- [Goal] Identify the lines bearing the string "text" and gather them.

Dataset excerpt
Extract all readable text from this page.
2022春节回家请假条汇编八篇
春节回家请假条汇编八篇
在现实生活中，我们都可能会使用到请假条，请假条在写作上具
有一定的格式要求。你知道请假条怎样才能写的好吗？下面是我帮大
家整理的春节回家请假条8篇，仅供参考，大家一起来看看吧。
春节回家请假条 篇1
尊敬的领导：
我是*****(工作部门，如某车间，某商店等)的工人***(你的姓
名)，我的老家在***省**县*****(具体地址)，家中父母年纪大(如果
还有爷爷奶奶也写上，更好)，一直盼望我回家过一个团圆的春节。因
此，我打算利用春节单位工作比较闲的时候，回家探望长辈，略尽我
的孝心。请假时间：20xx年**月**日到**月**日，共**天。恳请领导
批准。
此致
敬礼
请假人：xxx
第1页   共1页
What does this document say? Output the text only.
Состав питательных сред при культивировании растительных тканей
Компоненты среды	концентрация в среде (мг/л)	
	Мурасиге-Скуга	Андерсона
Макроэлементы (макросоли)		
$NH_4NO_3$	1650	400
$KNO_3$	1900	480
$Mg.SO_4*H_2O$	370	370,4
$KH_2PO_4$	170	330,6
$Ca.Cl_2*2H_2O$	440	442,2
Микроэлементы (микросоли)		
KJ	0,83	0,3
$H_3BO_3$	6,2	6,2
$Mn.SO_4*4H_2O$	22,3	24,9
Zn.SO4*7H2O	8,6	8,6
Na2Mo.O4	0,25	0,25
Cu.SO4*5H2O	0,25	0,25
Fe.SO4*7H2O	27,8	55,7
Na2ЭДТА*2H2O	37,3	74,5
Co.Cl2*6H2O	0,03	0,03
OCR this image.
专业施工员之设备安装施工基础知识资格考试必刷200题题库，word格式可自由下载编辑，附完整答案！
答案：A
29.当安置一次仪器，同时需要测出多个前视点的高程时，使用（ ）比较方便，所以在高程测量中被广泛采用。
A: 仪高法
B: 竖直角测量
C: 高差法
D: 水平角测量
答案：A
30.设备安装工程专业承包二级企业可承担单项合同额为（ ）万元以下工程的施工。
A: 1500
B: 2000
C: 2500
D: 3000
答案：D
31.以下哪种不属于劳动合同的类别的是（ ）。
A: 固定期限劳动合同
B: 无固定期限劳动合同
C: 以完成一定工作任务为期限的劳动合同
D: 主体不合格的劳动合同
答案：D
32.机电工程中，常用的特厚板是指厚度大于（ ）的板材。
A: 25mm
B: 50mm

- [Worked answer]
Extract all readable text from this page.
What does this document say? Output the text only.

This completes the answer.